Return a copy of each line that holds the string "Pypops".
══════════════════════════════
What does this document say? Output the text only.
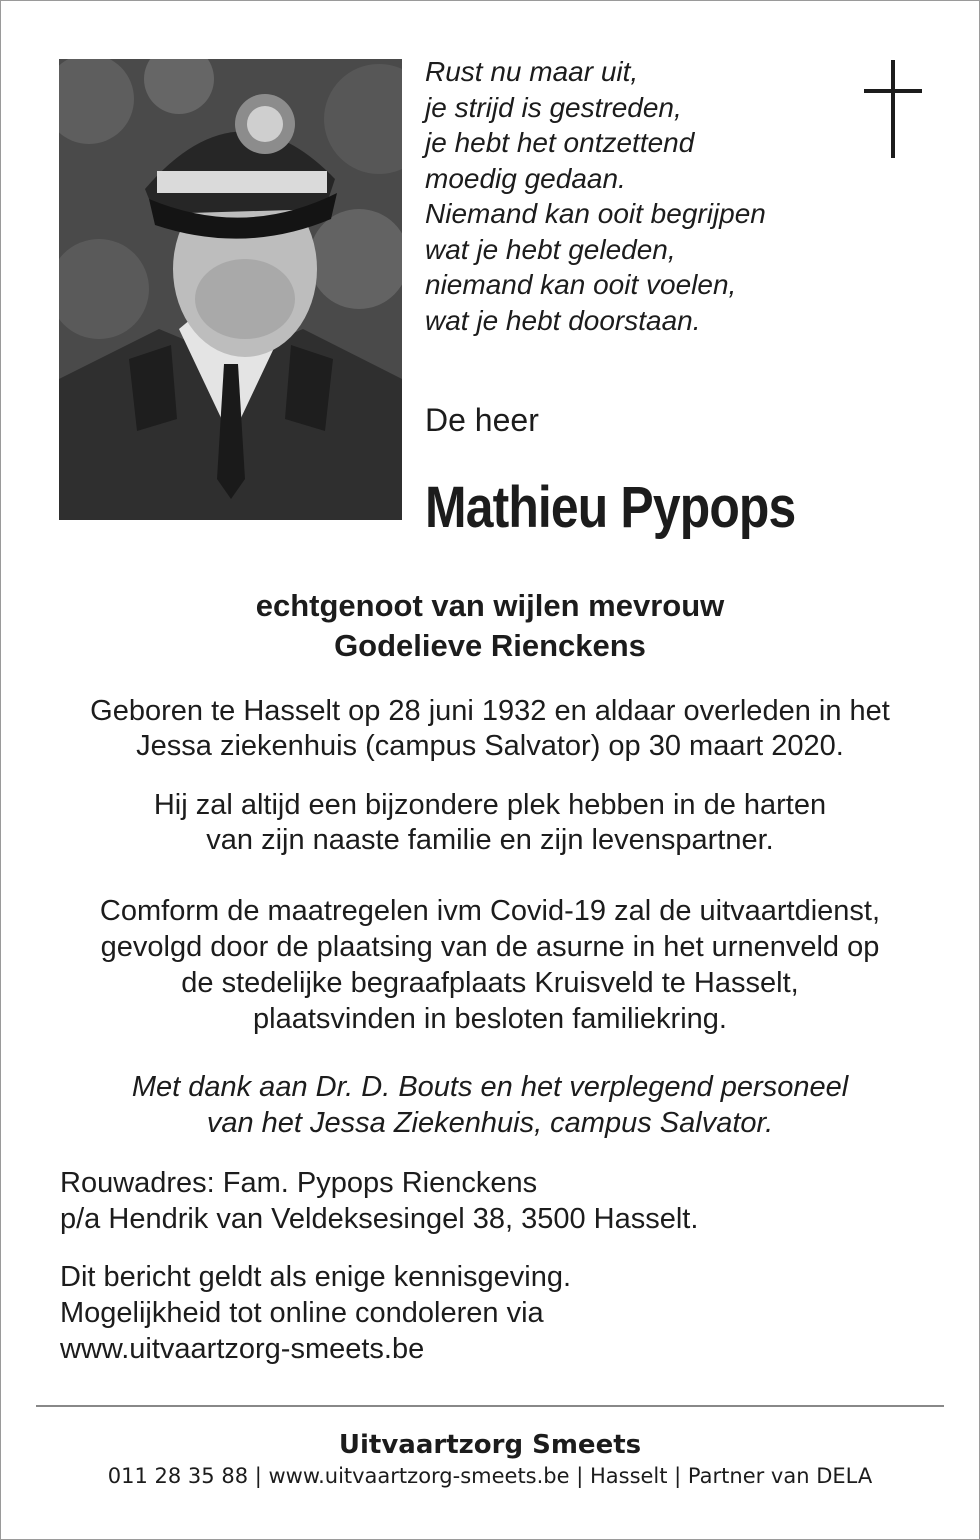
Rust nu maar uit,
je strijd is gestreden,
je hebt het ontzettend
moedig gedaan.
Niemand kan ooit begrijpen
wat je hebt geleden,
niemand kan ooit voelen,
wat je hebt doorstaan.
De heer
Mathieu Pypops
echtgenoot van wijlen mevrouw
Godelieve Rienckens
Geboren te Hasselt op 28 juni 1932 en aldaar overleden in het
Jessa ziekenhuis (campus Salvator) op 30 maart 2020.
Hij zal altijd een bijzondere plek hebben in de harten
van zijn naaste familie en zijn levenspartner.
Comform de maatregelen ivm Covid-19 zal de uitvaartdienst,
gevolgd door de plaatsing van de asurne in het urnenveld op
de stedelijke begraafplaats Kruisveld te Hasselt,
plaatsvinden in besloten familiekring.
Met dank aan Dr. D. Bouts en het verplegend personeel
van het Jessa Ziekenhuis, campus Salvator.
Rouwadres: Fam. Pypops Rienckens
p/a Hendrik van Veldeksesingel 38, 3500 Hasselt.
Dit bericht geldt als enige kennisgeving.
Mogelijkheid tot online condoleren via
www.uitvaartzorg-smeets.be
Uitvaartzorg Smeets
011 28 35 88 | www.uitvaartzorg-smeets.be | Hasselt | Partner van DELA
══════════════════════════════
#### Result for this exercise
Mathieu Pypops
Rouwadres: Fam. Pypops Rienckens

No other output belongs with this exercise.